* TASK BRIEF *
Every record must be repeated exactly; omit any pictures they contain.

--- START ---

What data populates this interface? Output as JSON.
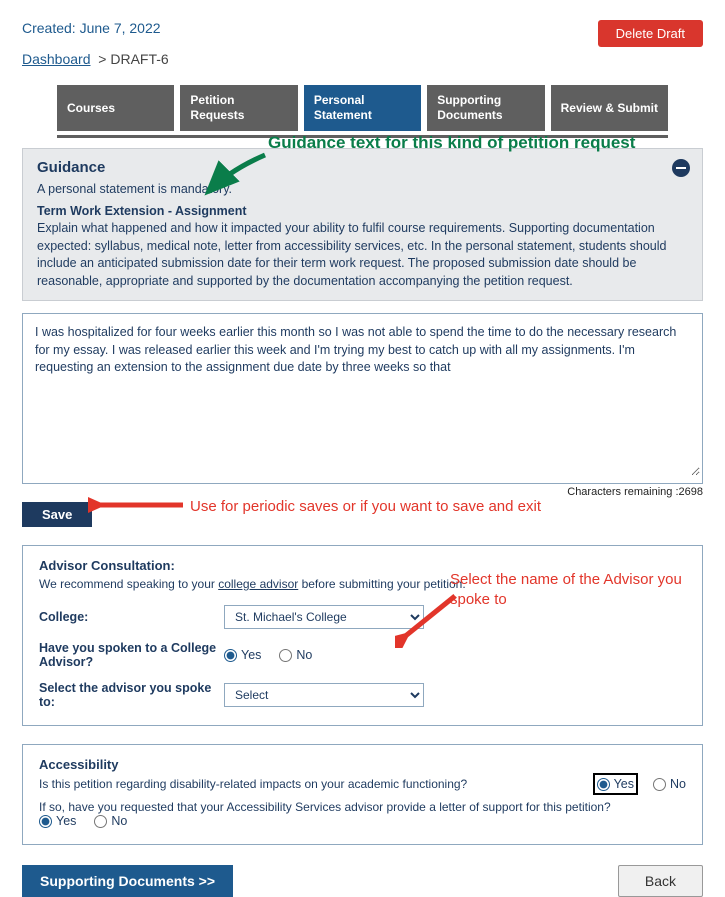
{
  "header": {
    "created_label": "Created: June 7, 2022",
    "delete_button": "Delete Draft"
  },
  "breadcrumb": {
    "link": "Dashboard",
    "current": "DRAFT-6"
  },
  "tabs": [
    {
      "label": "Courses"
    },
    {
      "label": "Petition Requests"
    },
    {
      "label": "Personal Statement",
      "active": true
    },
    {
      "label": "Supporting Documents"
    },
    {
      "label": "Review & Submit"
    }
  ],
  "guidance": {
    "title": "Guidance",
    "mandatory": "A personal statement is mandatory.",
    "subtype": "Term Work Extension - Assignment",
    "body": "Explain what happened and how it impacted your ability to fulfil course requirements. Supporting documentation expected: syllabus, medical note, letter from accessibility services, etc. In the personal statement, students should include an anticipated submission date for their term work request. The proposed submission date should be reasonable, appropriate and supported by the documentation accompanying the petition request."
  },
  "annotations": {
    "guidance_text": "Guidance text for this kind of petition request",
    "save_text": "Use for periodic saves or if you want to save and exit",
    "advisor_text": "Select the name of the Advisor you spoke to"
  },
  "statement": {
    "value": "I was hospitalized for four weeks earlier this month so I was not able to spend the time to do the necessary research for my essay. I was released earlier this week and I'm trying my best to catch up with all my assignments. I'm requesting an extension to the assignment due date by three weeks so that",
    "chars_remaining_label": "Characters remaining :2698"
  },
  "save_label": "Save",
  "advisor_panel": {
    "title": "Advisor Consultation:",
    "subtitle_pre": "We recommend speaking to your ",
    "subtitle_link": "college advisor",
    "subtitle_post": " before submitting your petition.",
    "college_label": "College:",
    "college_value": "St. Michael's College",
    "spoken_label": "Have you spoken to a College Advisor?",
    "yes": "Yes",
    "no": "No",
    "select_advisor_label": "Select the advisor you spoke to:",
    "advisor_value": "Select"
  },
  "accessibility_panel": {
    "title": "Accessibility",
    "q1": "Is this petition regarding disability-related impacts on your academic functioning?",
    "q2": "If so, have you requested that your Accessibility Services advisor provide a letter of support for this petition?",
    "yes": "Yes",
    "no": "No"
  },
  "bottom": {
    "next_label": "Supporting Documents >>",
    "back_label": "Back"
  }
}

--- END ---

* THE RESPONSE *
What data populates this interface? Output as JSON.
{
  "header": {
    "created_label": "Created: June 7, 2022",
    "delete_button": "Delete Draft"
  },
  "breadcrumb": {
    "link": "Dashboard",
    "current": "DRAFT-6"
  },
  "tabs": [
    {
      "label": "Courses"
    },
    {
      "label": "Petition Requests"
    },
    {
      "label": "Personal Statement",
      "active": true
    },
    {
      "label": "Supporting Documents"
    },
    {
      "label": "Review & Submit"
    }
  ],
  "guidance": {
    "title": "Guidance",
    "mandatory": "A personal statement is mandatory.",
    "subtype": "Term Work Extension - Assignment",
    "body": "Explain what happened and how it impacted your ability to fulfil course requirements. Supporting documentation expected: syllabus, medical note, letter from accessibility services, etc. In the personal statement, students should include an anticipated submission date for their term work request. The proposed submission date should be reasonable, appropriate and supported by the documentation accompanying the petition request."
  },
  "annotations": {
    "guidance_text": "Guidance text for this kind of petition request",
    "save_text": "Use for periodic saves or if you want to save and exit",
    "advisor_text": "Select the name of the Advisor you spoke to"
  },
  "statement": {
    "value": "I was hospitalized for four weeks earlier this month so I was not able to spend the time to do the necessary research for my essay. I was released earlier this week and I'm trying my best to catch up with all my assignments. I'm requesting an extension to the assignment due date by three weeks so that",
    "chars_remaining_label": "Characters remaining :2698"
  },
  "save_label": "Save",
  "advisor_panel": {
    "title": "Advisor Consultation:",
    "subtitle_pre": "We recommend speaking to your ",
    "subtitle_link": "college advisor",
    "subtitle_post": " before submitting your petition.",
    "college_label": "College:",
    "college_value": "St. Michael's College",
    "spoken_label": "Have you spoken to a College Advisor?",
    "yes": "Yes",
    "no": "No",
    "select_advisor_label": "Select the advisor you spoke to:",
    "advisor_value": "Select"
  },
  "accessibility_panel": {
    "title": "Accessibility",
    "q1": "Is this petition regarding disability-related impacts on your academic functioning?",
    "q2": "If so, have you requested that your Accessibility Services advisor provide a letter of support for this petition?",
    "yes": "Yes",
    "no": "No"
  },
  "bottom": {
    "next_label": "Supporting Documents >>",
    "back_label": "Back"
  }
}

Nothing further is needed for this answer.